Problem to solve
Count how many lines in this material contain "Certified". The answer is that number alone.

Exercise input
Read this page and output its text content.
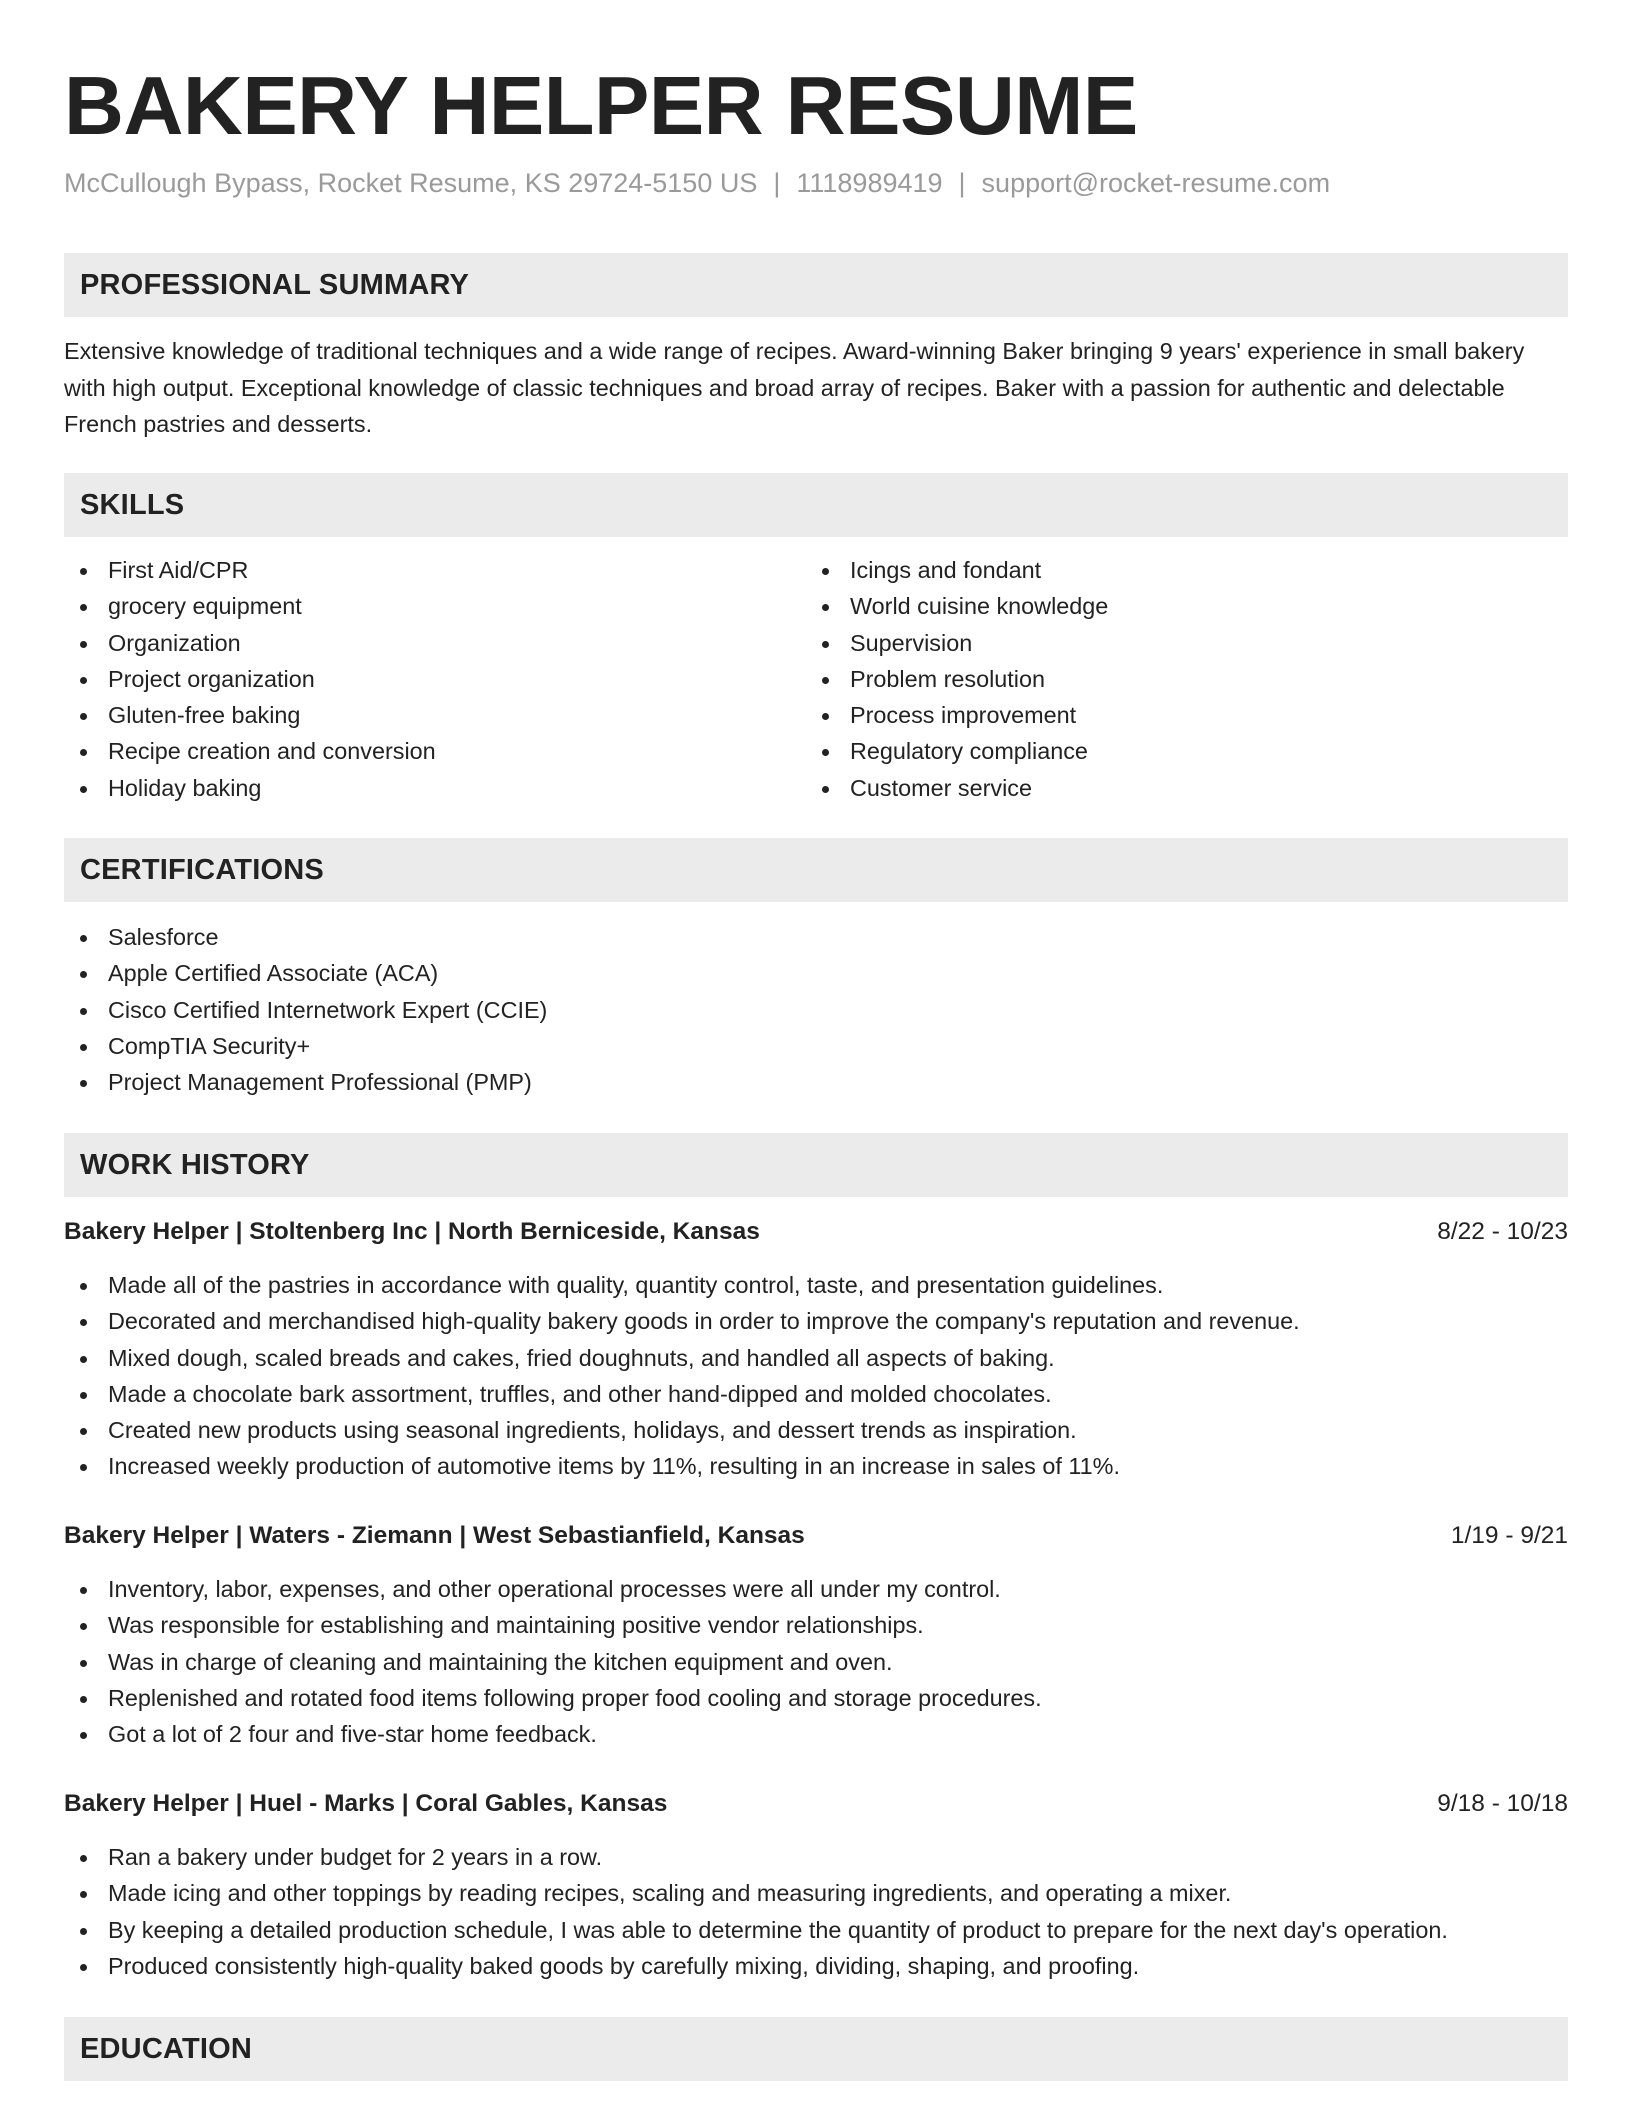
BAKERY HELPER RESUME
McCullough Bypass, Rocket Resume, KS 29724-5150 US | 1118989419 | support@rocket-resume.com
PROFESSIONAL SUMMARY

Extensive knowledge of traditional techniques and a wide range of recipes. Award-winning Baker bringing 9 years' experience in small bakery with high output. Exceptional knowledge of classic techniques and broad array of recipes. Baker with a passion for authentic and delectable French pastries and desserts.

SKILLS
First Aid/CPR
grocery equipment
Organization
Project organization
Gluten-free baking
Recipe creation and conversion
Holiday baking
Icings and fondant
World cuisine knowledge
Supervision
Problem resolution
Process improvement
Regulatory compliance
Customer service
CERTIFICATIONS
Salesforce
Apple Certified Associate (ACA)
Cisco Certified Internetwork Expert (CCIE)
CompTIA Security+
Project Management Professional (PMP)
WORK HISTORY
Bakery Helper | Stoltenberg Inc | North Berniceside, Kansas	8/22 - 10/23
Made all of the pastries in accordance with quality, quantity control, taste, and presentation guidelines.
Decorated and merchandised high-quality bakery goods in order to improve the company's reputation and revenue.
Mixed dough, scaled breads and cakes, fried doughnuts, and handled all aspects of baking.
Made a chocolate bark assortment, truffles, and other hand-dipped and molded chocolates.
Created new products using seasonal ingredients, holidays, and dessert trends as inspiration.
Increased weekly production of automotive items by 11%, resulting in an increase in sales of 11%.
Bakery Helper | Waters - Ziemann | West Sebastianfield, Kansas	1/19 - 9/21
Inventory, labor, expenses, and other operational processes were all under my control.
Was responsible for establishing and maintaining positive vendor relationships.
Was in charge of cleaning and maintaining the kitchen equipment and oven.
Replenished and rotated food items following proper food cooling and storage procedures.
Got a lot of 2 four and five-star home feedback.
Bakery Helper | Huel - Marks | Coral Gables, Kansas	9/18 - 10/18
Ran a bakery under budget for 2 years in a row.
Made icing and other toppings by reading recipes, scaling and measuring ingredients, and operating a mixer.
By keeping a detailed production schedule, I was able to determine the quantity of product to prepare for the next day's operation.
Produced consistently high-quality baked goods by carefully mixing, dividing, shaping, and proofing.
EDUCATION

Solution to the exercise
2